═══ Records for this task
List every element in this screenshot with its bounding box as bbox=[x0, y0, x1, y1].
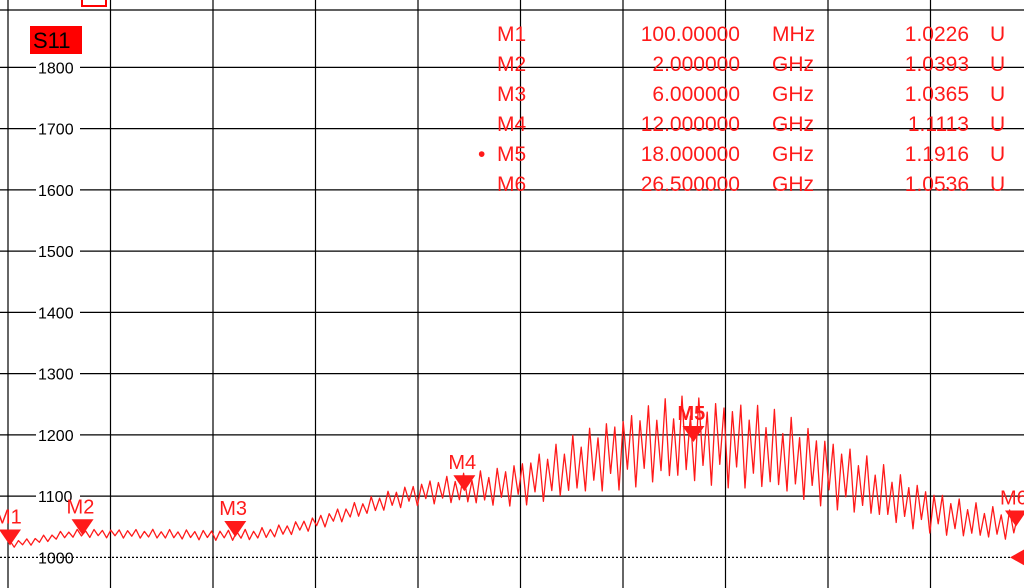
marker-table-response: 1.1916 bbox=[905, 143, 969, 166]
marker-table-row[interactable]: M1 100.00000 MHz 1.0226 U bbox=[497, 23, 1005, 46]
trace-badge-label: S11 bbox=[33, 28, 71, 53]
marker-table-unit: GHz bbox=[772, 113, 814, 136]
marker-table-response-unit: U bbox=[990, 23, 1005, 46]
marker-table-name: M6 bbox=[497, 173, 526, 196]
marker-table-unit: GHz bbox=[772, 143, 814, 166]
y-tick-label-background bbox=[36, 363, 80, 383]
marker-triangle-icon[interactable] bbox=[0, 529, 21, 546]
y-tick-label: 1500 bbox=[38, 244, 74, 261]
marker-table-unit: MHz bbox=[772, 23, 815, 46]
y-tick-label: 1000 bbox=[38, 550, 74, 567]
y-tick-label: 1400 bbox=[38, 305, 74, 322]
marker-table-response: 1.0536 bbox=[905, 173, 969, 196]
y-axis-ticks: 1800 1700 1600 1500 1400 1300 1200 1100 1000 bbox=[36, 57, 80, 567]
marker-table-name: M2 bbox=[497, 53, 526, 76]
marker-m2[interactable]: M2 bbox=[67, 496, 95, 536]
trace-badge-background bbox=[30, 26, 82, 54]
marker-table-response-unit: U bbox=[990, 83, 1005, 106]
marker-table-stimulus: 6.000000 bbox=[652, 83, 740, 106]
y-tick-label-background bbox=[36, 57, 80, 77]
marker-table-stimulus: 26.500000 bbox=[641, 173, 740, 196]
y-tick-label: 1200 bbox=[38, 428, 74, 445]
y-tick-label: 1800 bbox=[38, 60, 74, 77]
marker-table-row[interactable]: M4 12.000000 GHz 1.1113 U bbox=[497, 113, 1005, 136]
marker-m3[interactable]: M3 bbox=[219, 498, 247, 538]
y-tick-label-background bbox=[36, 302, 80, 322]
y-tick-label: 1300 bbox=[38, 367, 74, 384]
s11-trace-line bbox=[9, 395, 1019, 548]
marker-table-response: 1.0393 bbox=[905, 53, 969, 76]
marker-table-stimulus: 12.000000 bbox=[641, 113, 740, 136]
y-tick-label-background bbox=[36, 486, 80, 506]
marker-table-response-unit: U bbox=[990, 53, 1005, 76]
marker-table-response-unit: U bbox=[990, 143, 1005, 166]
marker-table-response: 1.0365 bbox=[905, 83, 969, 106]
marker-table-unit: GHz bbox=[772, 173, 814, 196]
active-marker-dot-icon: • bbox=[478, 143, 485, 166]
marker-table-name: M4 bbox=[497, 113, 526, 136]
marker-label: M2 bbox=[67, 496, 95, 518]
y-tick-label-background bbox=[36, 424, 80, 444]
reference-level-arrow-icon[interactable] bbox=[1010, 548, 1024, 566]
marker-table-stimulus: 2.000000 bbox=[652, 53, 740, 76]
top-tab-indicator bbox=[81, 0, 107, 7]
marker-table-response-unit: U bbox=[990, 173, 1005, 196]
marker-table-unit: GHz bbox=[772, 83, 814, 106]
marker-label: M6 bbox=[1000, 488, 1024, 510]
marker-table-response: 1.1113 bbox=[908, 113, 969, 136]
marker-table-unit: GHz bbox=[772, 53, 814, 76]
trace-markers: M1 M2 M3 M4 M5 M6 bbox=[0, 403, 1024, 546]
marker-table-row[interactable]: • M5 18.000000 GHz 1.1916 U bbox=[478, 143, 1005, 166]
marker-triangle-icon[interactable] bbox=[71, 519, 94, 536]
marker-m6[interactable]: M6 bbox=[1000, 488, 1024, 527]
marker-table-name: M3 bbox=[497, 83, 526, 106]
y-tick-label-background bbox=[36, 118, 80, 138]
marker-label: M3 bbox=[219, 498, 247, 520]
marker-m1[interactable]: M1 bbox=[0, 507, 22, 546]
marker-triangle-icon[interactable] bbox=[453, 475, 476, 492]
marker-table-row[interactable]: M3 6.000000 GHz 1.0365 U bbox=[497, 83, 1005, 106]
marker-triangle-icon[interactable] bbox=[682, 426, 705, 443]
y-tick-label: 1600 bbox=[38, 183, 74, 200]
marker-table-name: M5 bbox=[497, 143, 526, 166]
marker-table-row[interactable]: M2 2.000000 GHz 1.0393 U bbox=[497, 53, 1005, 76]
marker-triangle-icon[interactable] bbox=[224, 521, 247, 538]
marker-label: M4 bbox=[448, 452, 476, 474]
marker-table: M1 100.00000 MHz 1.0226 U M2 2.000000 GHz 1.0393… bbox=[478, 23, 1005, 196]
marker-table-response: 1.0226 bbox=[905, 23, 969, 46]
marker-triangle-icon[interactable] bbox=[1005, 510, 1024, 527]
marker-table-name: M1 bbox=[497, 23, 526, 46]
marker-table-row[interactable]: M6 26.500000 GHz 1.0536 U bbox=[497, 173, 1005, 196]
marker-label: M5 bbox=[677, 403, 705, 425]
marker-table-response-unit: U bbox=[990, 113, 1005, 136]
y-tick-label-background bbox=[36, 179, 80, 199]
y-tick-label: 1700 bbox=[38, 122, 74, 139]
marker-label: M1 bbox=[0, 507, 22, 529]
y-tick-label: 1100 bbox=[38, 489, 73, 506]
marker-table-stimulus: 100.00000 bbox=[641, 23, 740, 46]
trace-badge[interactable]: S11 bbox=[30, 26, 82, 54]
y-tick-label-background bbox=[36, 241, 80, 261]
marker-m4[interactable]: M4 bbox=[448, 452, 476, 492]
marker-table-stimulus: 18.000000 bbox=[641, 143, 740, 166]
marker-m5[interactable]: M5 bbox=[677, 403, 705, 443]
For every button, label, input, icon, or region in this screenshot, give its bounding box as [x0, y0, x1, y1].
══════
◆ **What you need to do**
Copy every line of the items above word for word, leaving out the pictures.

◆ **Result**
List every element in this screenshot with its bounding box as bbox=[x0, y0, x1, y1].
marker-table-response: 1.1916 bbox=[905, 143, 969, 166]
marker-table-row[interactable]: M1 100.00000 MHz 1.0226 U bbox=[497, 23, 1005, 46]
trace-badge-label: S11 bbox=[33, 28, 71, 53]
marker-table-unit: GHz bbox=[772, 113, 814, 136]
marker-table-response-unit: U bbox=[990, 23, 1005, 46]
marker-table-name: M6 bbox=[497, 173, 526, 196]
marker-table-unit: GHz bbox=[772, 143, 814, 166]
y-tick-label-background bbox=[36, 363, 80, 383]
marker-triangle-icon[interactable] bbox=[0, 529, 21, 546]
y-tick-label: 1500 bbox=[38, 244, 74, 261]
marker-table-unit: MHz bbox=[772, 23, 815, 46]
y-tick-label: 1000 bbox=[38, 550, 74, 567]
y-tick-label: 1400 bbox=[38, 305, 74, 322]
marker-table-response: 1.0536 bbox=[905, 173, 969, 196]
y-axis-ticks: 1800 1700 1600 1500 1400 1300 1200 1100 1000 bbox=[36, 57, 80, 567]
marker-table-name: M2 bbox=[497, 53, 526, 76]
marker-m2[interactable]: M2 bbox=[67, 496, 95, 536]
trace-badge-background bbox=[30, 26, 82, 54]
marker-table-response-unit: U bbox=[990, 83, 1005, 106]
marker-table-stimulus: 6.000000 bbox=[652, 83, 740, 106]
y-tick-label-background bbox=[36, 57, 80, 77]
marker-table-stimulus: 26.500000 bbox=[641, 173, 740, 196]
y-tick-label: 1200 bbox=[38, 428, 74, 445]
y-tick-label: 1800 bbox=[38, 60, 74, 77]
marker-table-row[interactable]: M4 12.000000 GHz 1.1113 U bbox=[497, 113, 1005, 136]
marker-m3[interactable]: M3 bbox=[219, 498, 247, 538]
y-tick-label-background bbox=[36, 302, 80, 322]
y-tick-label: 1300 bbox=[38, 367, 74, 384]
s11-trace-line bbox=[9, 395, 1019, 548]
marker-table-response: 1.0393 bbox=[905, 53, 969, 76]
marker-table-stimulus: 12.000000 bbox=[641, 113, 740, 136]
y-tick-label-background bbox=[36, 486, 80, 506]
marker-table-response-unit: U bbox=[990, 53, 1005, 76]
marker-table-response-unit: U bbox=[990, 143, 1005, 166]
marker-table-response: 1.0365 bbox=[905, 83, 969, 106]
marker-table-unit: GHz bbox=[772, 173, 814, 196]
active-marker-dot-icon: • bbox=[478, 143, 485, 166]
marker-table-name: M4 bbox=[497, 113, 526, 136]
marker-label: M2 bbox=[67, 496, 95, 518]
y-tick-label-background bbox=[36, 424, 80, 444]
reference-level-arrow-icon[interactable] bbox=[1010, 548, 1024, 566]
marker-table-stimulus: 2.000000 bbox=[652, 53, 740, 76]
top-tab-indicator bbox=[81, 0, 107, 7]
marker-table-response-unit: U bbox=[990, 173, 1005, 196]
marker-table-unit: GHz bbox=[772, 83, 814, 106]
marker-label: M6 bbox=[1000, 488, 1024, 510]
marker-table-response: 1.1113 bbox=[908, 113, 969, 136]
marker-table-unit: GHz bbox=[772, 53, 814, 76]
trace-markers: M1 M2 M3 M4 M5 M6 bbox=[0, 403, 1024, 546]
marker-table-row[interactable]: • M5 18.000000 GHz 1.1916 U bbox=[478, 143, 1005, 166]
marker-triangle-icon[interactable] bbox=[71, 519, 94, 536]
marker-m6[interactable]: M6 bbox=[1000, 488, 1024, 527]
marker-table-name: M3 bbox=[497, 83, 526, 106]
y-tick-label-background bbox=[36, 118, 80, 138]
marker-label: M3 bbox=[219, 498, 247, 520]
marker-m1[interactable]: M1 bbox=[0, 507, 22, 546]
marker-triangle-icon[interactable] bbox=[453, 475, 476, 492]
marker-table-row[interactable]: M3 6.000000 GHz 1.0365 U bbox=[497, 83, 1005, 106]
marker-triangle-icon[interactable] bbox=[682, 426, 705, 443]
y-tick-label: 1600 bbox=[38, 183, 74, 200]
marker-table-name: M5 bbox=[497, 143, 526, 166]
marker-table-row[interactable]: M2 2.000000 GHz 1.0393 U bbox=[497, 53, 1005, 76]
marker-triangle-icon[interactable] bbox=[224, 521, 247, 538]
marker-label: M4 bbox=[448, 452, 476, 474]
marker-table: M1 100.00000 MHz 1.0226 U M2 2.000000 GHz 1.0393… bbox=[478, 23, 1005, 196]
marker-table-response: 1.0226 bbox=[905, 23, 969, 46]
marker-triangle-icon[interactable] bbox=[1005, 510, 1024, 527]
marker-table-name: M1 bbox=[497, 23, 526, 46]
marker-table-row[interactable]: M6 26.500000 GHz 1.0536 U bbox=[497, 173, 1005, 196]
marker-label: M5 bbox=[677, 403, 705, 425]
marker-table-response-unit: U bbox=[990, 113, 1005, 136]
y-tick-label-background bbox=[36, 179, 80, 199]
y-tick-label: 1700 bbox=[38, 122, 74, 139]
marker-label: M1 bbox=[0, 507, 22, 529]
y-tick-label: 1100 bbox=[38, 489, 73, 506]
marker-table-stimulus: 100.00000 bbox=[641, 23, 740, 46]
trace-badge[interactable]: S11 bbox=[30, 26, 82, 54]
y-tick-label-background bbox=[36, 241, 80, 261]
marker-m4[interactable]: M4 bbox=[448, 452, 476, 492]
marker-table-stimulus: 18.000000 bbox=[641, 143, 740, 166]
marker-m5[interactable]: M5 bbox=[677, 403, 705, 443]
For every button, label, input, icon, or region in this screenshot, give its bounding box as [x0, y0, x1, y1].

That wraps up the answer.